— 小問 1 —
次の(a)〜(c)が出典の内容と合致するかどうかを、それぞれ「はい」か「いいえ」で答え、判断の決め手となる出典の語句をそのまま引用せよ。(a) インターフェースという言葉を日本で最初に取り上げたのは日立である。(b) IT技術者は、I/Fを口に出すとき「あいえふ」と読む。(c) インターフェースの言葉の意味は「接続」である。

— 出典 —
• • • • •

粋ではない I/F
ある日、あなたにメールが届く。
「注文が先方にIFされていません」
受発注業務に従事している人、コンピューター・システムの開発と運用に従事している人ならば、その言わんとしていることはわかるだろう。
だが、一般の人にはなんだかよくわからない。
こうして気軽に「IFされていません」「I/Fがうまくいきません」という人に、I/Fってなんですか?と尋ねると、たいていの人は答えられない。
インターフェース 【 interface 】 には大きく分けて、2つの意味がある。
1,ハードウェアやソフトウェアを相互に接続するための装置・規約・プログラム。
2,複数のシステムでデータをやりとりする部分の仕組み全般。
インターフェースの言葉の意味は「境界」
この言葉を日本で最初に取り上げたのは日立。
企業イメージ広告で、日立がめざす方向性を「インターフェース」という言葉で表した。
I/Fは「IT技術者がよく使う専門用語ランキング」がもしあれば、トップ3に入るコトバ。
ただし口述で「あいえふ」「あいすらっしゅえふ」と言われることはなく、口に出して伝える時は「インタフェース」と言われる。
IT技術者はこのように話す
「インターフェースはどうします?」
この時、この短い言葉の中には、次の意味が含まれている。
ホストコンピューターとクライアントサーバーでデータをやりとりするわけだけど、データのファイルレイアウト、個々のデータ項目の定義、個々のコード定義、データをどういう頻度、タイミングで受け渡すか、受渡し後の処理はどうするか、エラー発生時のロジックはどうするか、エラー発生時の運用はどうするか、それぞれのシステム担当者の役割分担・・はどうしようか
なんと便利なコトバだ。インターフェース
しかもメールで書く時はI/F。

• • • • •

— 所与の記録 —
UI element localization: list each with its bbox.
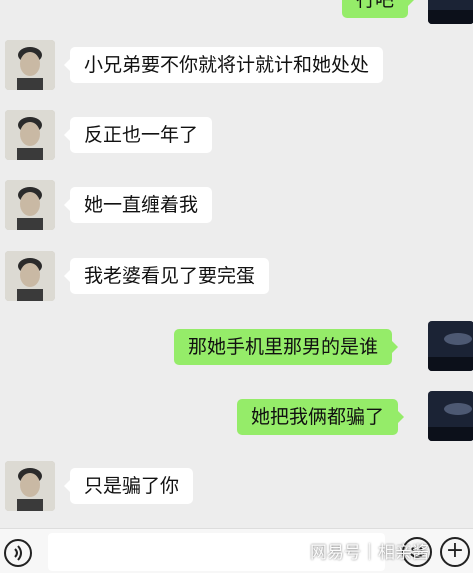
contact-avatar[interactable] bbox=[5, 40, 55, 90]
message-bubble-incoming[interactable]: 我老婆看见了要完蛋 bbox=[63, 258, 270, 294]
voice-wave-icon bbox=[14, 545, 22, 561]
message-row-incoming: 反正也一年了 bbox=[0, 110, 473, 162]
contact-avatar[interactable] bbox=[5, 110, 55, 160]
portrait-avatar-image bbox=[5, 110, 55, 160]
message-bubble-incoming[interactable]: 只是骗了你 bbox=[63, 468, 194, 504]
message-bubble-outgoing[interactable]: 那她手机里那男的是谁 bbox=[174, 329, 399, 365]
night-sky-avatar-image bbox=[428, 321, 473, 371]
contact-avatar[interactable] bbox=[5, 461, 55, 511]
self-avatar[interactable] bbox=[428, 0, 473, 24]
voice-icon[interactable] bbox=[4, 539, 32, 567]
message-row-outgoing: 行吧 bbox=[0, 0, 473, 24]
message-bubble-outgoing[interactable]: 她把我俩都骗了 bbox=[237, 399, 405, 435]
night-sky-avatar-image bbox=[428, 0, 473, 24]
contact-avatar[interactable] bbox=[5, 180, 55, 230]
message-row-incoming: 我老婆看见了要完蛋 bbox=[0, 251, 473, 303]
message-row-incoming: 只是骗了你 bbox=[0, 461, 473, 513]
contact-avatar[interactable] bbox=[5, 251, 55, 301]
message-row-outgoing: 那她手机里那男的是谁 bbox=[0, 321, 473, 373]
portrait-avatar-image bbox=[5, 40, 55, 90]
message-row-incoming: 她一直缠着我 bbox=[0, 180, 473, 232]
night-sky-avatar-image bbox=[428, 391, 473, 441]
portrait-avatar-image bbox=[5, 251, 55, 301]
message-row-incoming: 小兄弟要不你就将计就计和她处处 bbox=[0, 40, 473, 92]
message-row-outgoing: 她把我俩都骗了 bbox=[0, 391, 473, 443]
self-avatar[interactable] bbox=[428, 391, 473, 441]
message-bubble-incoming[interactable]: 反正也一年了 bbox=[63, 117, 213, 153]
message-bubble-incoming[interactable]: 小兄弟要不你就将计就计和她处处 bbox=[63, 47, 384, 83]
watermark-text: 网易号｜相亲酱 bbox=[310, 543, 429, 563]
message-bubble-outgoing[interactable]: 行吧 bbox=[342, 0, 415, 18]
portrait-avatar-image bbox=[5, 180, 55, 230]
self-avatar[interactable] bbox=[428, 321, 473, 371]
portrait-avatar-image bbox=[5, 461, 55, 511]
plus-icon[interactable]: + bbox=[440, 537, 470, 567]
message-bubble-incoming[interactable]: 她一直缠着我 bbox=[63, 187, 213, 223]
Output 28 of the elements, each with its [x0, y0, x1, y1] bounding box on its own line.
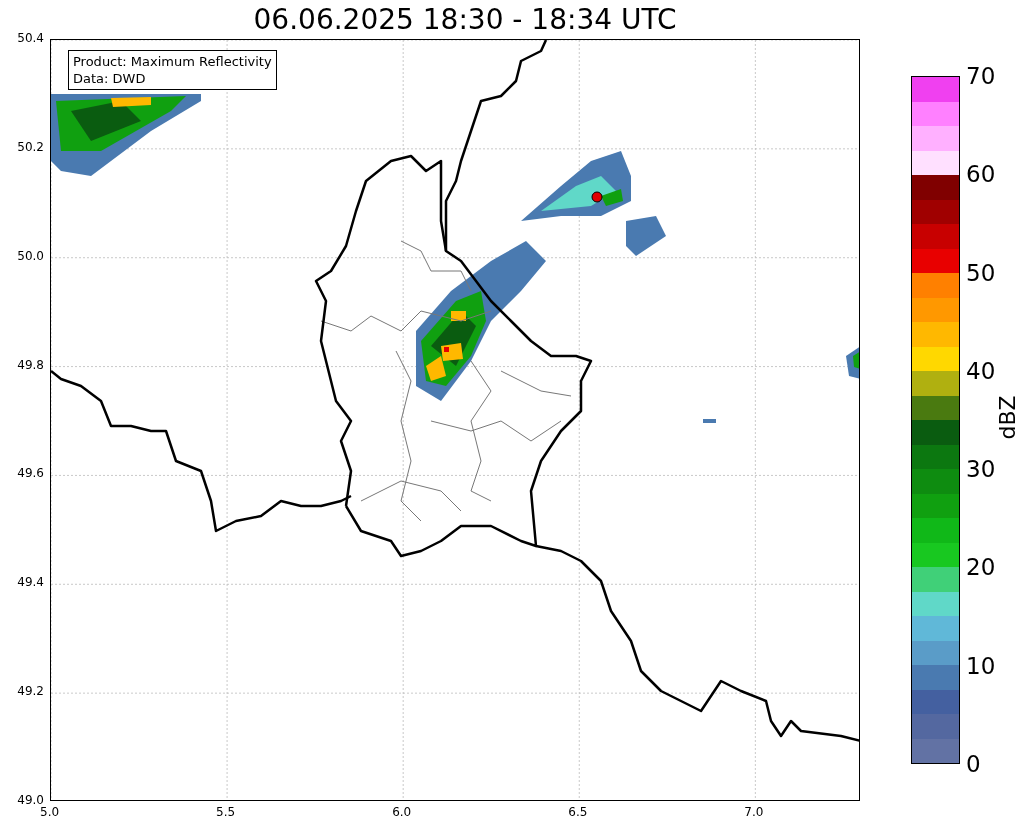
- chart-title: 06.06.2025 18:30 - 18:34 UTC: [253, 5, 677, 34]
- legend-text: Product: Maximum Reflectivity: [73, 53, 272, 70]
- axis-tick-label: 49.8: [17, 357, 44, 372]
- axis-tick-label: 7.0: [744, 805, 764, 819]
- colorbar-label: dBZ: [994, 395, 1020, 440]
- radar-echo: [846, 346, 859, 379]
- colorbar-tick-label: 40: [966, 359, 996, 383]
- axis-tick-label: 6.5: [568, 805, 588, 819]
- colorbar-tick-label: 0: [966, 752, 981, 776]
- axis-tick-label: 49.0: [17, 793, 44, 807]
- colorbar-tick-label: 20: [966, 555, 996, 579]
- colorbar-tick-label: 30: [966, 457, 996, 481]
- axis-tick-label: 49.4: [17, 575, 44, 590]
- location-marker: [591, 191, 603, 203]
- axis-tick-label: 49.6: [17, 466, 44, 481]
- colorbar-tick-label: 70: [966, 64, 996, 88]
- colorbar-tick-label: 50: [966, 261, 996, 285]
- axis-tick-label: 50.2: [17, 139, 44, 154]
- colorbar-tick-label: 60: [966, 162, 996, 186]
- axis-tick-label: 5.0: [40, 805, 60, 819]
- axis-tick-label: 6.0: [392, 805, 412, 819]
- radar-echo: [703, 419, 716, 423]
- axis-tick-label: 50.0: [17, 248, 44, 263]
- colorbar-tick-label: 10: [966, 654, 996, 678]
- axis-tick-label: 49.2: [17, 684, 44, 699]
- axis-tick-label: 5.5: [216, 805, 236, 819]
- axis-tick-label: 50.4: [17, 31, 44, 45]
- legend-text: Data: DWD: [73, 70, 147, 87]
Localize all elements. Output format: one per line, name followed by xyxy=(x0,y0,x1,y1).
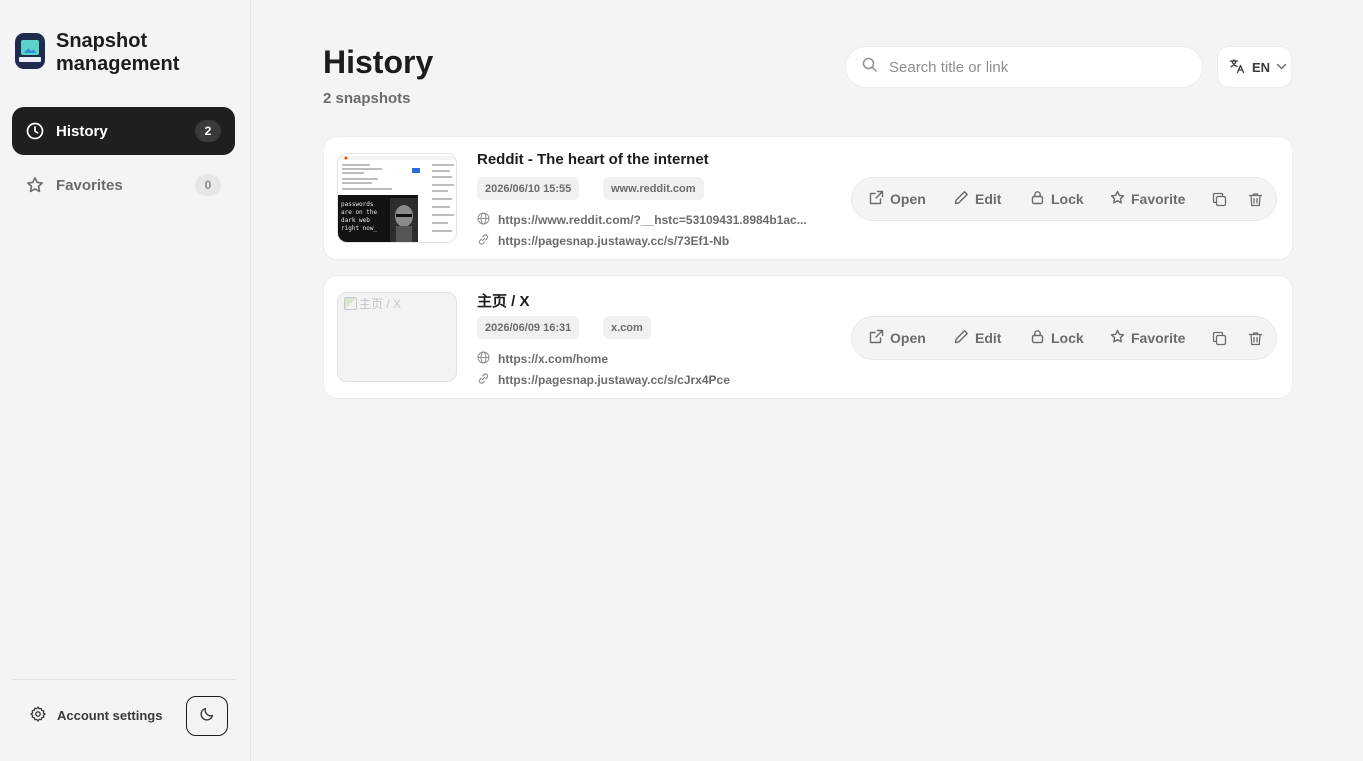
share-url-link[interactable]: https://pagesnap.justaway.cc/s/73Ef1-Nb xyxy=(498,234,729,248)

• • • • •

— 小問 2 —
記録のうち、"- chart-title: 06.06.2025"を含む行から"- colorbar-label: dBZ: [994, 395, 1020, 440]"を含む行までを、番号付きリストに変換せよ。両端の行を含め、空行は除くこと。

— 解答 1 —
(a) はい。『この言葉を日本で最初に取り上げたのは日立。』
(b) いいえ。『口述で「あいえふ」「あいすらっしゅえふ」と言われることはなく』
(c) いいえ。『インターフェースの言葉の意味は「境界」』

— 解答 2 —
1. - chart-title: 06.06.2025 18:30 - 18:34 UTC: [253, 5, 677, 34]
2. - legend-text: Product: Maximum Reflectivity: [73, 53, 272, 70]
3. - axis-tick-label: 49.8: [17, 357, 44, 372]
4. - axis-tick-label: 7.0: [744, 805, 764, 819]
5. - colorbar-label: dBZ: [994, 395, 1020, 440]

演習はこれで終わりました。